§ **EXCERPT TO READ**:

That choice was deliberate. Normal Chrome with a separate profile directory would work, but it is visually easy to confuse with the browser I use every day. Canary is very distinct, but it updates constantly and can be less predictable. Chrome Beta is a good middle ground: separate app, stable enough, visually distinct enough.
The important part is not Beta specifically. The important part is that the agent has a browser that is visibly and technically separate from the human’s daily browser.
On the Mac, the browser is launched with a dedicated user data directory and CDP bound only to localhost:
open -na "Google Chrome Beta" --args \
--user-data-dir="$HOME/AgentChromeBetaProfile" \
--remote-debugging-address=127.0.0.1 \
--remote-debugging-port=9222 \
--no-first-run \
--no-default-browser-check \
--new-window \
"https://example.com/"
Then a small private TCP bridge exposes that local CDP port over my private network:
socat TCP-LISTEN:9223,bind=<TAILSCALE_IP>,reuseaddr,fork TCP:127.0.0.1:9222
CDP is not on the public internet. It is not enabled on my daily browser. It is only reachable over the private path I configured for the runtime.
The login still happens manually in the visible Chrome Beta window. Once that is done, the agent can use the already-authenticated session without handling credentials directly.
Persistence is part of the product
After the manual setup worked, I made the Mac side persistent with LaunchAgents.
One LaunchAgent starts Chrome Beta with the dedicated profile and local-only CDP. Another starts the private TCP bridge. After login or reboot, the browser comes back without me reconstructing the whole setup by hand.
There is one very normal caveat: launchd does not keep a laptop awake.
If the Mac sleeps, closes, or leaves the network, the agent browser is unavailable. That is not a bug in the browser setup. It is a property of using a laptop as infrastructure.
The right response is not to hide that fact. The right response is to make the fallback behavior explicit.
The fallback rule matters
The specialist agent that needs this browser now has a simple policy:
- Use the dedicated Mac Chrome Beta profile as the primary authenticated browser.
- If the Mac is asleep or offline, pause authenticated browser actions gracefully.
- Continue non-browser work where possible: research, drafting, organizing notes, updating state.
- Do not use the human’s daily browser.
- Do not fall back to public unauthenticated scraping for the same task.
- Do not quietly return to the flaky sidecar unless explicitly allowed.
That last part is easy to overlook.
Fallback behavior is system design. If the primary path fails and the fallback is less safe, less authenticated, or less representative, the agent can do the wrong thing while technically continuing to work.

§ **TASKS**:
**1)** In the agent browser excerpt, what caveat is given about launchd?
**2)** Decide whether each statement agrees with the agent browser excerpt, and support each verdict with the deciding words quoted from it: (a) CDP is enabled on the daily browser. (b) Login in the Chrome Beta window is done manually. (c) When the Mac is offline, the agent may switch to public unauthenticated scraping for the same task.
The data that follows was taken from a separate source and is unrelated to the agent browser excerpt.

§ **Document layout analysis data**:

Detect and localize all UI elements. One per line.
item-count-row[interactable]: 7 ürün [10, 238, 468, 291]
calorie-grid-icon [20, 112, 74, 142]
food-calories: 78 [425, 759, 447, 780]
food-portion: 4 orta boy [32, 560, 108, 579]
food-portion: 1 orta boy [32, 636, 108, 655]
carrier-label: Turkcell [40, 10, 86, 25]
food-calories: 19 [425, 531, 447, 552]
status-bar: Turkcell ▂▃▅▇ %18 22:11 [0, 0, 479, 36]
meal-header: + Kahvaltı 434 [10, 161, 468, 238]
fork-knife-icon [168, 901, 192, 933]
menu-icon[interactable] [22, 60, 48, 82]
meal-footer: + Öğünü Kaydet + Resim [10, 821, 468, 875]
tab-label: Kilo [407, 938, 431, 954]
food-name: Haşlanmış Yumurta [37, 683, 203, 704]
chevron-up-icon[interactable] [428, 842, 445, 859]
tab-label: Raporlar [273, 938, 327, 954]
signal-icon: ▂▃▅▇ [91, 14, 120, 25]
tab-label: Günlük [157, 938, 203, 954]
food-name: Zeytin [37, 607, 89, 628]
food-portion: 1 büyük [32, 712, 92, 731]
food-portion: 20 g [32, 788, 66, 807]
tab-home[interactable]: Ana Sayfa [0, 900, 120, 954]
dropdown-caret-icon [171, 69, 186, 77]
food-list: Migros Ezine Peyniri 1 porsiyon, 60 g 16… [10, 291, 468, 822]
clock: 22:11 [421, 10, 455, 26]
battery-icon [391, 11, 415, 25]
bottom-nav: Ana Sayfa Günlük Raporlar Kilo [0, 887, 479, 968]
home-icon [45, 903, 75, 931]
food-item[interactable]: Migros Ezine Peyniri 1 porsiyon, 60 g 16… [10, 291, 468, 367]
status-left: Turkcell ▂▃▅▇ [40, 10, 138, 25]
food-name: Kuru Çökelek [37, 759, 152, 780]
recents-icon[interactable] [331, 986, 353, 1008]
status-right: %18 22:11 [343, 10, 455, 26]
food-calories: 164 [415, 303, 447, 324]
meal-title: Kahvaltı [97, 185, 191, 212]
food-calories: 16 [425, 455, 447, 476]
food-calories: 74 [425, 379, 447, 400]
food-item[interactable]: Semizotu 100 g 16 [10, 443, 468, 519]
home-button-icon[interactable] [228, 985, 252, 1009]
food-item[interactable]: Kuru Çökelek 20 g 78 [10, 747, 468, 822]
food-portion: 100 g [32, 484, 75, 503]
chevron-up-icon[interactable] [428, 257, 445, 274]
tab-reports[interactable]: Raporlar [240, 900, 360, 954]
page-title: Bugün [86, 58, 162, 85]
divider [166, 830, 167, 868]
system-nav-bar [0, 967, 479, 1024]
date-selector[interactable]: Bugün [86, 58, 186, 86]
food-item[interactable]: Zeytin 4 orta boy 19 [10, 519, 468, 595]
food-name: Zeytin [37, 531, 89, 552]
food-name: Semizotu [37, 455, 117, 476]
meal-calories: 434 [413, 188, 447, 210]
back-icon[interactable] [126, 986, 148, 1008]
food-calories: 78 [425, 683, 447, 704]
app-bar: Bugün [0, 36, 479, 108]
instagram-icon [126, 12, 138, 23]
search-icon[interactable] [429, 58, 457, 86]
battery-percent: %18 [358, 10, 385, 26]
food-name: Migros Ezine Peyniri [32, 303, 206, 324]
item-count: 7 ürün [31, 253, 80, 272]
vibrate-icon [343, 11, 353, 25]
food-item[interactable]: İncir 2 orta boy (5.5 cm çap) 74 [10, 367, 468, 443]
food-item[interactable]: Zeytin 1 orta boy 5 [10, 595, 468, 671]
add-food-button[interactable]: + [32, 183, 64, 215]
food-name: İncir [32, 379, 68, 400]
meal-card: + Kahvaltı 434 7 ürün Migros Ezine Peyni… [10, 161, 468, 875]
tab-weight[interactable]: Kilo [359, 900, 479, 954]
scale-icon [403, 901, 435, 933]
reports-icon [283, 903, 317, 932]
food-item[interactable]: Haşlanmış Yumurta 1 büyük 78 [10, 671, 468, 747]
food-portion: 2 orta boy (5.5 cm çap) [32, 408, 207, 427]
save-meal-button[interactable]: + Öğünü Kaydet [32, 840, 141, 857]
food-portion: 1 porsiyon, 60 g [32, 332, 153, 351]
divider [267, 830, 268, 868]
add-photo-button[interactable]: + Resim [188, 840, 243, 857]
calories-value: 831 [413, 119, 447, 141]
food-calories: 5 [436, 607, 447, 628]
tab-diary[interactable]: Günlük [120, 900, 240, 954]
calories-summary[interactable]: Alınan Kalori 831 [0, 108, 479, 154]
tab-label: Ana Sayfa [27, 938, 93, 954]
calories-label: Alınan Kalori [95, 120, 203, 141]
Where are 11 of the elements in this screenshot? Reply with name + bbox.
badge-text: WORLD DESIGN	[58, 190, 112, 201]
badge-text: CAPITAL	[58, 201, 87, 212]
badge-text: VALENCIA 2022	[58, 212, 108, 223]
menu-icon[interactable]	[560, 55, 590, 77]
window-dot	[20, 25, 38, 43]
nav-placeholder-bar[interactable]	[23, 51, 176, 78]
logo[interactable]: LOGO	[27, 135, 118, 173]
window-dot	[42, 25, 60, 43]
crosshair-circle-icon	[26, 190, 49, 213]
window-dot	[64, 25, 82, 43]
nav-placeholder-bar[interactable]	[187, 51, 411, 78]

§ **RESULTS**:
**1)** Launchd does not keep a laptop awake.

**2)**
(a) No: "It is not enabled on my daily browser."
(b) Yes: "The login still happens manually in the visible Chrome Beta window."
(c) No: "Do not fall back to public unauthenticated scraping for the same task."